* **WRITTEN TASK**
Pick out all lines in the listing holding the string "结果维持" and copy them.

** start ENTRIES SUPPLIED **

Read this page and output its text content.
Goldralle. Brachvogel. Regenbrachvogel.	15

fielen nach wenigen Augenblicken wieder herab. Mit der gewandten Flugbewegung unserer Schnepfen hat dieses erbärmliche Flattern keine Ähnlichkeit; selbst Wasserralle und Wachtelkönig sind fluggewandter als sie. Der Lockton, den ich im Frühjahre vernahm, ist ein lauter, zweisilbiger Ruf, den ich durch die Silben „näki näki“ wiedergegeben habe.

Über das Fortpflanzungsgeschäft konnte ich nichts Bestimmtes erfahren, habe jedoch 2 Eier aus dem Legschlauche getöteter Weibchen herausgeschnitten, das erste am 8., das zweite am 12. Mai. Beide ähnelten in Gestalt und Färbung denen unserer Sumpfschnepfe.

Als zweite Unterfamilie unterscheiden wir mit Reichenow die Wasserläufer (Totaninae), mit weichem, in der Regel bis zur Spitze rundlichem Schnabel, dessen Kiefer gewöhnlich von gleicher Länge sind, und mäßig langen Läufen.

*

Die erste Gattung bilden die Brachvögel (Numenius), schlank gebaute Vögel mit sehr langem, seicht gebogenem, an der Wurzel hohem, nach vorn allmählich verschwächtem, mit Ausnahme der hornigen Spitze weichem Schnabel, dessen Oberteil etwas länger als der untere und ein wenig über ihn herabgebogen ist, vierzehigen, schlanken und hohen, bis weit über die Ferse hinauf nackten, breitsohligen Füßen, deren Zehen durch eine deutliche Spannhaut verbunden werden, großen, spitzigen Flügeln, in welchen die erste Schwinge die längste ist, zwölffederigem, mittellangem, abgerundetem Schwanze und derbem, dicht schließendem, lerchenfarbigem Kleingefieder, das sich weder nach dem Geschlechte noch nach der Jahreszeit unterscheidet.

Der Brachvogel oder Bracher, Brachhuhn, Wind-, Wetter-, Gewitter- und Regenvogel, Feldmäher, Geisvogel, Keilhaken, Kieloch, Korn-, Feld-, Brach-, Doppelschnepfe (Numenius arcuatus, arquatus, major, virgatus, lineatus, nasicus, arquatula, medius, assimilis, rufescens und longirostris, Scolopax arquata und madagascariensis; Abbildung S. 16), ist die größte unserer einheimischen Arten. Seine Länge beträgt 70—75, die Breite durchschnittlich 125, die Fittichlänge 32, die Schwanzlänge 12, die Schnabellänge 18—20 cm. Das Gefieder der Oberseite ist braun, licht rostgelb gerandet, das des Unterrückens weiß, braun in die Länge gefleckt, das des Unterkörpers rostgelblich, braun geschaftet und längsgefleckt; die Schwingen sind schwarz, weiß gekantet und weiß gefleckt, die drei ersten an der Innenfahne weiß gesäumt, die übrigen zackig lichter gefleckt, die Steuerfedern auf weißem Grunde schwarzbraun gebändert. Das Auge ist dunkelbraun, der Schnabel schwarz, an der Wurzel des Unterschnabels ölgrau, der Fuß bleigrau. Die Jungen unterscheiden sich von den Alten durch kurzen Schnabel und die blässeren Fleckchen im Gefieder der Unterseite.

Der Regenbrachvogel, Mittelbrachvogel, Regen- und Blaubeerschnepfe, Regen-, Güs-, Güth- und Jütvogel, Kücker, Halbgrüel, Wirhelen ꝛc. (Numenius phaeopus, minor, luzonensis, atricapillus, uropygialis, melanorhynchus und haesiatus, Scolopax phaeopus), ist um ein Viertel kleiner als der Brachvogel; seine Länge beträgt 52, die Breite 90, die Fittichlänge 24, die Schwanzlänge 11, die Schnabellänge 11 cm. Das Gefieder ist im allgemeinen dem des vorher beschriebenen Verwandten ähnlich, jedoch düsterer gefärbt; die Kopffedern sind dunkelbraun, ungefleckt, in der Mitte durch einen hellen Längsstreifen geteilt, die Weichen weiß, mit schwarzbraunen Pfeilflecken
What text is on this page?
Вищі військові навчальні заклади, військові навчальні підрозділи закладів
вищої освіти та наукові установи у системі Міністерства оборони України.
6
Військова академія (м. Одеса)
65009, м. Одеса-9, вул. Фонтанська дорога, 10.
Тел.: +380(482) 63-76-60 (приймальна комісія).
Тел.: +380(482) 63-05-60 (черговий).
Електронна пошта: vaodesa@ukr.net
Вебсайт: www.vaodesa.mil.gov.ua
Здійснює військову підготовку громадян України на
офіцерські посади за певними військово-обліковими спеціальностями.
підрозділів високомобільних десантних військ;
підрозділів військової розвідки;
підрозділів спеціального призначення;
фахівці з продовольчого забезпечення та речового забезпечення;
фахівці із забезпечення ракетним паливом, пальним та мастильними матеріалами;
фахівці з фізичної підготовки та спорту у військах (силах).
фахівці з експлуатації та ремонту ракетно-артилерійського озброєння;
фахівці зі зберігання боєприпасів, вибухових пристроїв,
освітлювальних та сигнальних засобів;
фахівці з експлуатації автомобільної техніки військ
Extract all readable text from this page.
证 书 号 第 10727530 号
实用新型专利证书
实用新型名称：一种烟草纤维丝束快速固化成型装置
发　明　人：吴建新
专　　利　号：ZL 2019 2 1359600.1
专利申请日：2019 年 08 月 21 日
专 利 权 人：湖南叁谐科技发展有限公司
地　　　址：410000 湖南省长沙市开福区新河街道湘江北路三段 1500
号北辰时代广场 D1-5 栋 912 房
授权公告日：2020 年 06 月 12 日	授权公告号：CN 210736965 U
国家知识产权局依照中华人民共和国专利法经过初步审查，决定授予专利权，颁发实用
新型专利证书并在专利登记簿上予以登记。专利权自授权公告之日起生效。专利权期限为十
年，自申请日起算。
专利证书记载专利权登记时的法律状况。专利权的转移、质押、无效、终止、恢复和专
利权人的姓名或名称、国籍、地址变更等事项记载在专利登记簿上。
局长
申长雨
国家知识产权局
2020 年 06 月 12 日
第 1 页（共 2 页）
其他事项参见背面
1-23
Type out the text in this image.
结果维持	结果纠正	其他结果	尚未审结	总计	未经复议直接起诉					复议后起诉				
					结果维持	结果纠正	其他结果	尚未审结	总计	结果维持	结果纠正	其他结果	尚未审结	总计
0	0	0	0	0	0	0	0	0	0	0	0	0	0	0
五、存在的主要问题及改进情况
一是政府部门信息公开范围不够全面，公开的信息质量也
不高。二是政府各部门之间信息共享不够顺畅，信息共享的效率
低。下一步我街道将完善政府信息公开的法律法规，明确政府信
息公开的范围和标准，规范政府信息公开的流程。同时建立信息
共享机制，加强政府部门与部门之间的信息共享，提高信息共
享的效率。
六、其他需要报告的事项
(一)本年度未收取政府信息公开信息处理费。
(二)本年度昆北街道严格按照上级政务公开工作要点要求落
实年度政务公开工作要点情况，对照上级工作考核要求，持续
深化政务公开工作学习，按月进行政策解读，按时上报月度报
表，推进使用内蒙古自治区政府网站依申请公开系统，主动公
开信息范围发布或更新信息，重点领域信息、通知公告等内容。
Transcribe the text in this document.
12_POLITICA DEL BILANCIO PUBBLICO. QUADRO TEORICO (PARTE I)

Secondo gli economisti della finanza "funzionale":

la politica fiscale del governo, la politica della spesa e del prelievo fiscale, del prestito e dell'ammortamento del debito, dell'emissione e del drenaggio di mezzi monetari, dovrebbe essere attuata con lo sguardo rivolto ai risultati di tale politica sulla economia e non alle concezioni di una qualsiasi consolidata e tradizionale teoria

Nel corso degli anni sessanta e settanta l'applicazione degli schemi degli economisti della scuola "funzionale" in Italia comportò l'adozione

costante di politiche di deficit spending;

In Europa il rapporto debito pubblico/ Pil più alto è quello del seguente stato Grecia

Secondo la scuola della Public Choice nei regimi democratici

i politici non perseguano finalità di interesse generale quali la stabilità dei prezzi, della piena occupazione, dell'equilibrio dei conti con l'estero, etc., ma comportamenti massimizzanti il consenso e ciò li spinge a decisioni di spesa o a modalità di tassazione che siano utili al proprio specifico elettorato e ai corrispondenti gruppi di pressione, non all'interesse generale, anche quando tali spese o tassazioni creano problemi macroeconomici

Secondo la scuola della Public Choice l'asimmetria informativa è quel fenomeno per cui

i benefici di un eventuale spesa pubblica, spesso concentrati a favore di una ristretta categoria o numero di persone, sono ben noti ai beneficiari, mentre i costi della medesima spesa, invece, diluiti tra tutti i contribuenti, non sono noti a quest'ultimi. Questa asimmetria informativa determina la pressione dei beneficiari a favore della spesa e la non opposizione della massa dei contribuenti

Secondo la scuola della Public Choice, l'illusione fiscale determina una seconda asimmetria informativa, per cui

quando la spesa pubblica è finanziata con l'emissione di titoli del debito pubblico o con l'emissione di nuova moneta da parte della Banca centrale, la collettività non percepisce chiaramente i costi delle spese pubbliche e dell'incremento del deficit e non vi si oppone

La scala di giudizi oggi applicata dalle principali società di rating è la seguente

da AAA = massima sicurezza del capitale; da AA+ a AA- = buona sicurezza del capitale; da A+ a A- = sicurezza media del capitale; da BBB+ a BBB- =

** end ENTRIES SUPPLIED **

* **FINAL ANSWER**
结果维持	结果纠正	其他结果	尚未审结	总计	未经复议直接起诉					复议后起诉				
					结果维持	结果纠正	其他结果	尚未审结	总计	结果维持	结果纠正	其他结果	尚未审结	总计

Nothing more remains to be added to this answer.